◆ EXERCISE AIM ◆
Pull every "Bank" line out of the data below.

◆ Extracted records ◆
=====
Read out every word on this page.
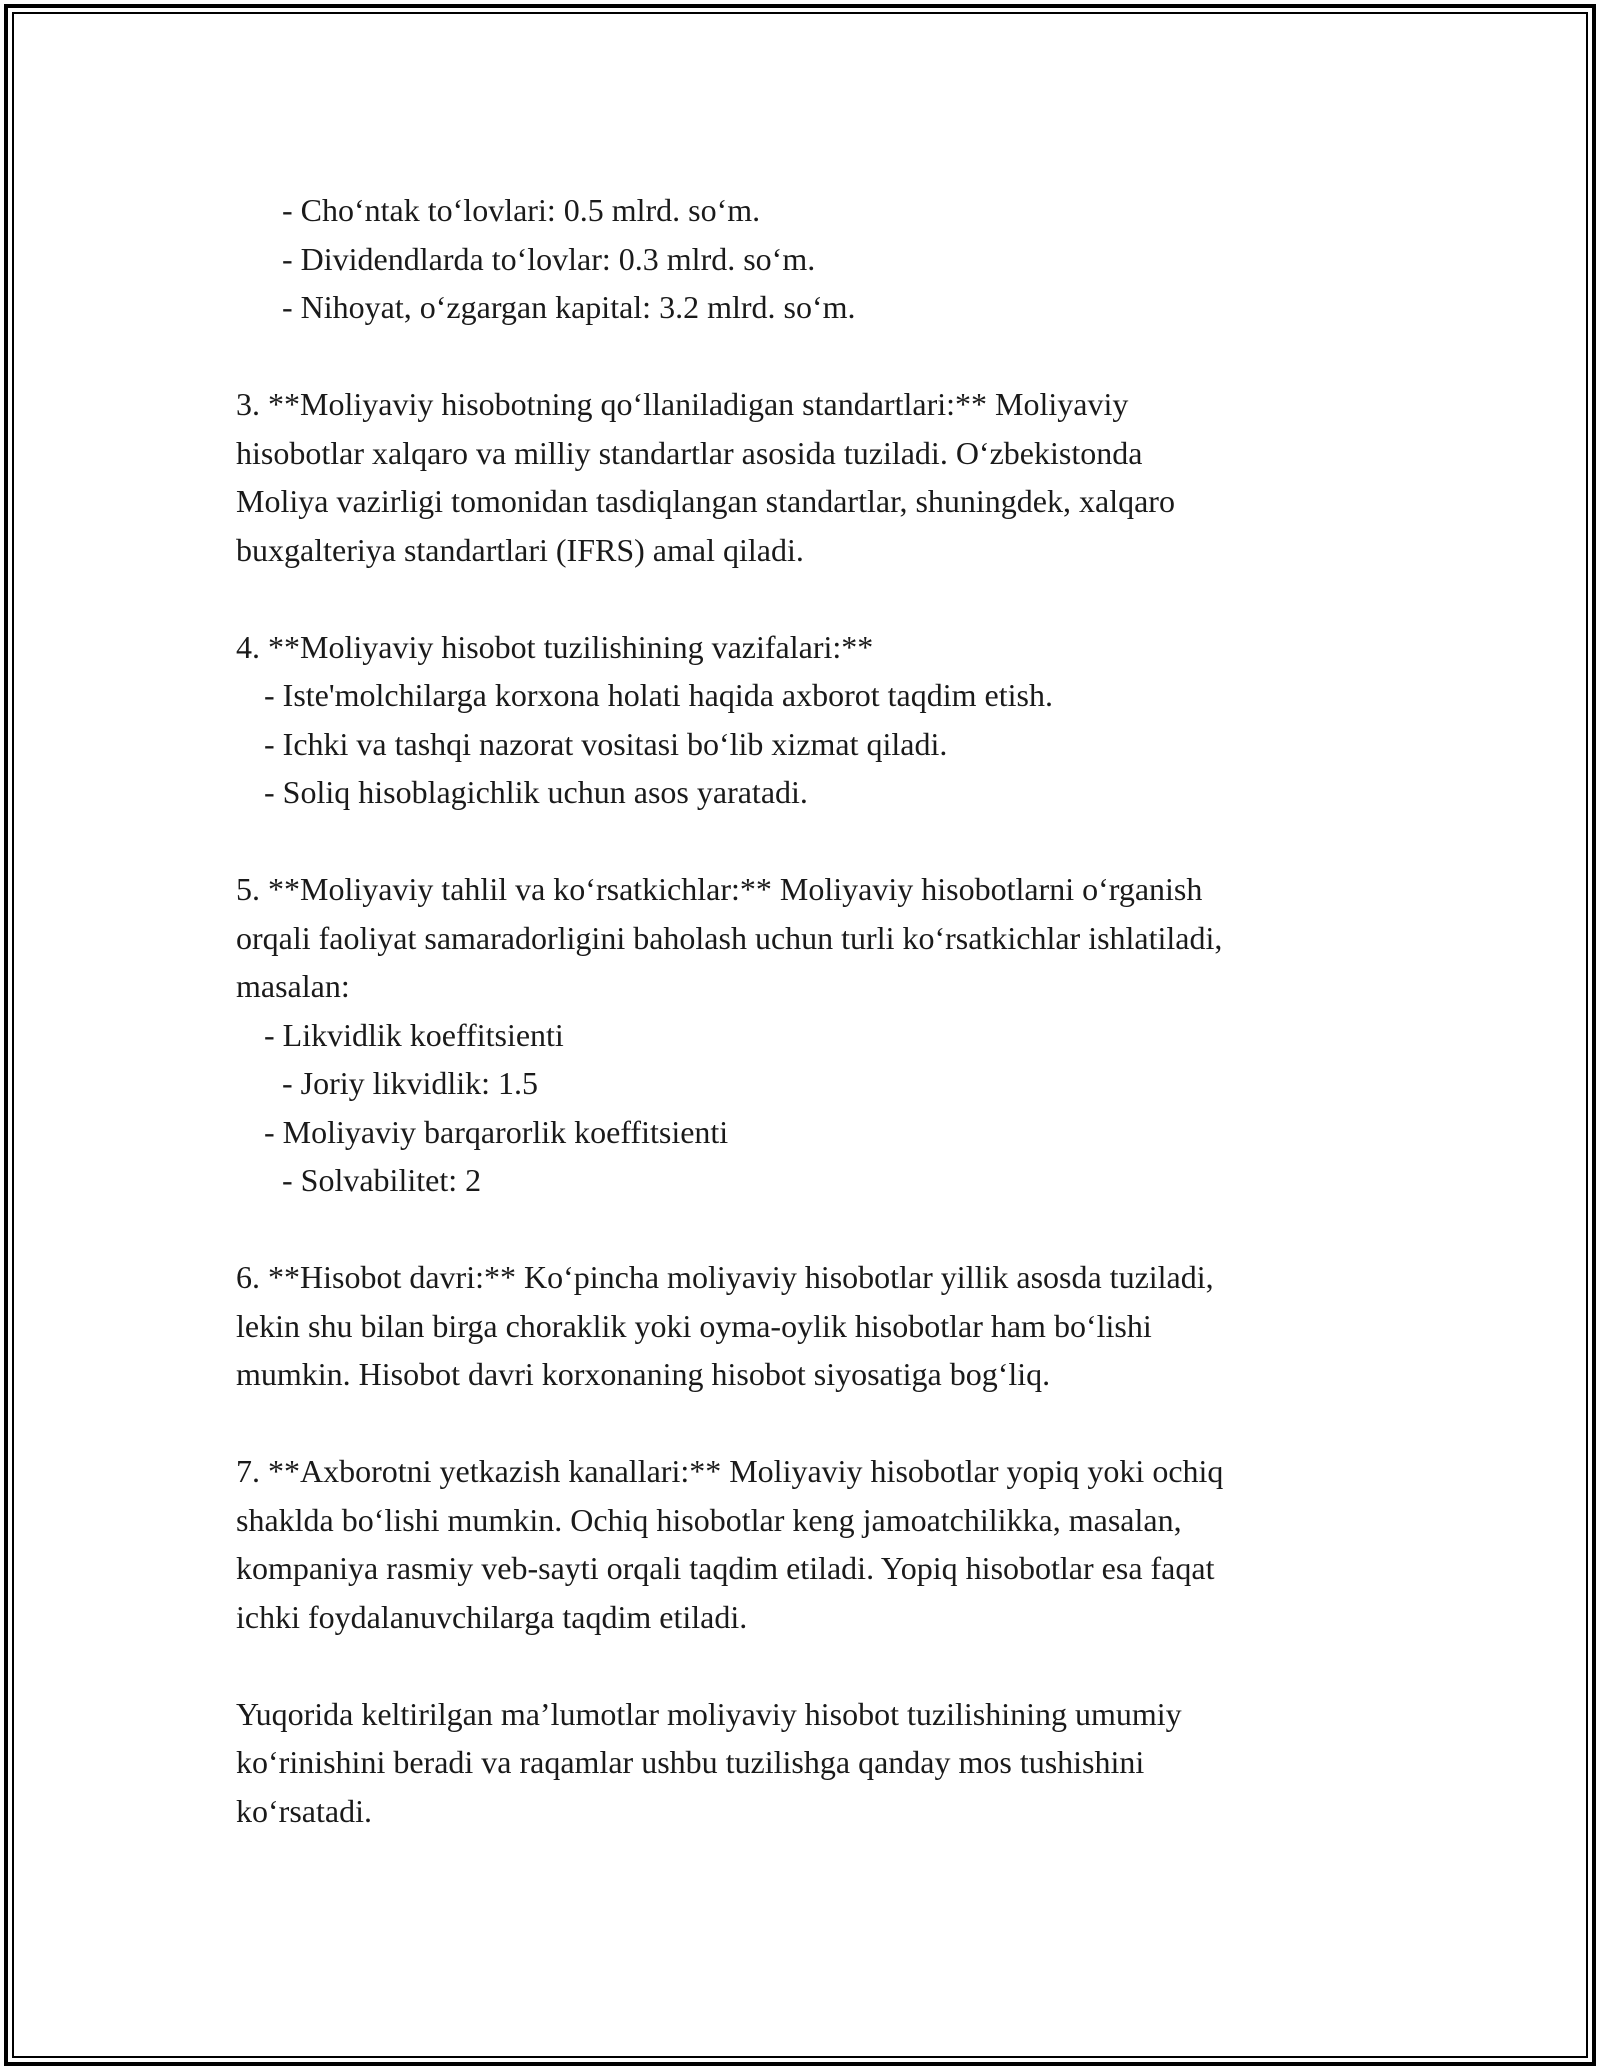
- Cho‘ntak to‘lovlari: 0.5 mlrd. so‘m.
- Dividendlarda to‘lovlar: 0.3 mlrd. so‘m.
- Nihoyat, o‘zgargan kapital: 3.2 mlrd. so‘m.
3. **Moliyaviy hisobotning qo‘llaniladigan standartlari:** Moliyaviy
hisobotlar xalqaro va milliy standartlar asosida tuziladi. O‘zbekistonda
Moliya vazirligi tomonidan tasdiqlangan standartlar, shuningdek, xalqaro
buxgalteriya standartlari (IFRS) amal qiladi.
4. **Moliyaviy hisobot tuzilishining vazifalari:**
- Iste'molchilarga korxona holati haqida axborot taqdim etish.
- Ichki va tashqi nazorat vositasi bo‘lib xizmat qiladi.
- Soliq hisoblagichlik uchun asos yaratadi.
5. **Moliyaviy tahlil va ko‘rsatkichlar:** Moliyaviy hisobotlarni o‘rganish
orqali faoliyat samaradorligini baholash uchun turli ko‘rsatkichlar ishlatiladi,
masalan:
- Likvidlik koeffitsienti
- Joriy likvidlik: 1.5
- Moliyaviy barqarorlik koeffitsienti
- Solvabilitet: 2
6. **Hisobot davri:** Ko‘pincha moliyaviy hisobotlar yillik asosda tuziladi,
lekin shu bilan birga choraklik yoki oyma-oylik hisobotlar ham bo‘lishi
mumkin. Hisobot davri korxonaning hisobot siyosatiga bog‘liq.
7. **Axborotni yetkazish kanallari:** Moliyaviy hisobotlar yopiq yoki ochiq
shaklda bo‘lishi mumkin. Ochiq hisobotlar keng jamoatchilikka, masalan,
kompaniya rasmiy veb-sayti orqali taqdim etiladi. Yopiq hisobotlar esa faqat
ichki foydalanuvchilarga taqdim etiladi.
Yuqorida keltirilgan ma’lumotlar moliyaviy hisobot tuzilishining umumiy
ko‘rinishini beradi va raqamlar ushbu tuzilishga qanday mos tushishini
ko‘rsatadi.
=====
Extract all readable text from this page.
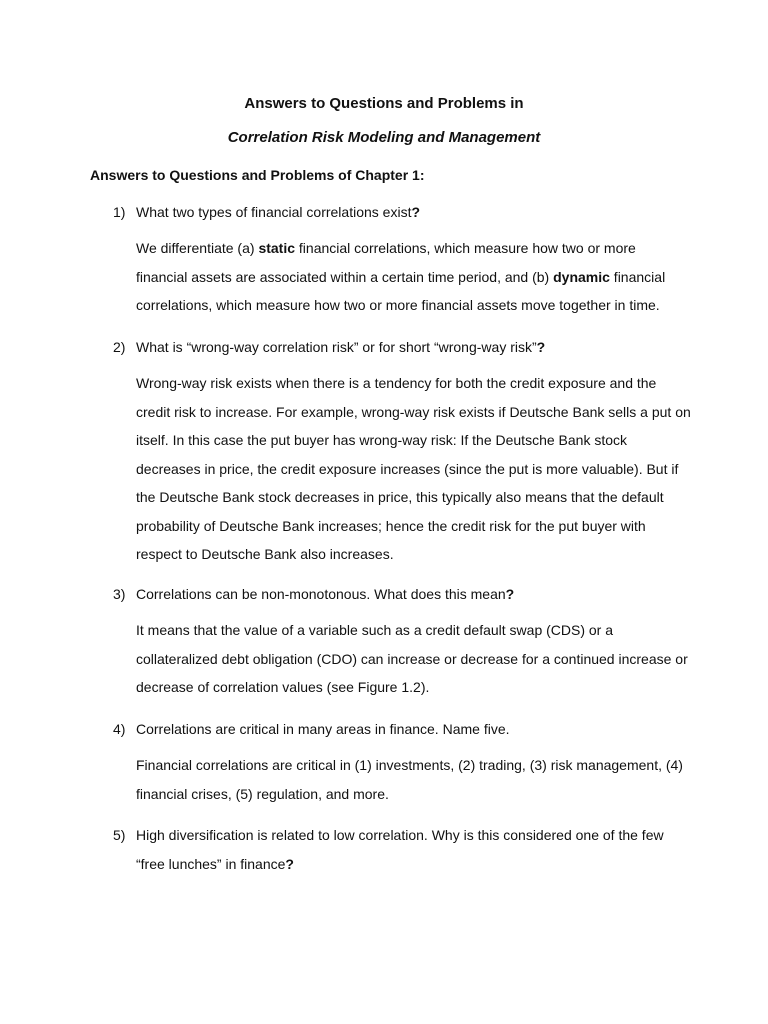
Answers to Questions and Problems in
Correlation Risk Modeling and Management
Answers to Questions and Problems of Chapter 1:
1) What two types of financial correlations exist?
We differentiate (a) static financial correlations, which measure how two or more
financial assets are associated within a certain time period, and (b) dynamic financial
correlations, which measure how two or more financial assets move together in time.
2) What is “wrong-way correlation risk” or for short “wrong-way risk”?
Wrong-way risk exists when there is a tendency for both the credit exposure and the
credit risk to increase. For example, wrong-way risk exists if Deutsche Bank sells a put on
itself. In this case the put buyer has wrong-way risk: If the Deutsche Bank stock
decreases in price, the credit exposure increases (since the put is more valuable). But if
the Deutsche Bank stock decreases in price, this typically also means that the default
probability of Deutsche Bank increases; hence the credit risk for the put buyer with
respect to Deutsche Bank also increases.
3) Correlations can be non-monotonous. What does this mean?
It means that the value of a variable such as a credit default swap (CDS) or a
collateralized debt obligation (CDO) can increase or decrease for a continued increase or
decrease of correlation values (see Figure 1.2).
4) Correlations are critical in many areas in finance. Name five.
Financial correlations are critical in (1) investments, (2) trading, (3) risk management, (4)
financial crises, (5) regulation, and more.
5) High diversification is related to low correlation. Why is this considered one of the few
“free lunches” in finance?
=====
◆ RESULT BELOW ◆
credit risk to increase. For example, wrong-way risk exists if Deutsche Bank sells a put on
itself. In this case the put buyer has wrong-way risk: If the Deutsche Bank stock
the Deutsche Bank stock decreases in price, this typically also means that the default
probability of Deutsche Bank increases; hence the credit risk for the put buyer with
respect to Deutsche Bank also increases.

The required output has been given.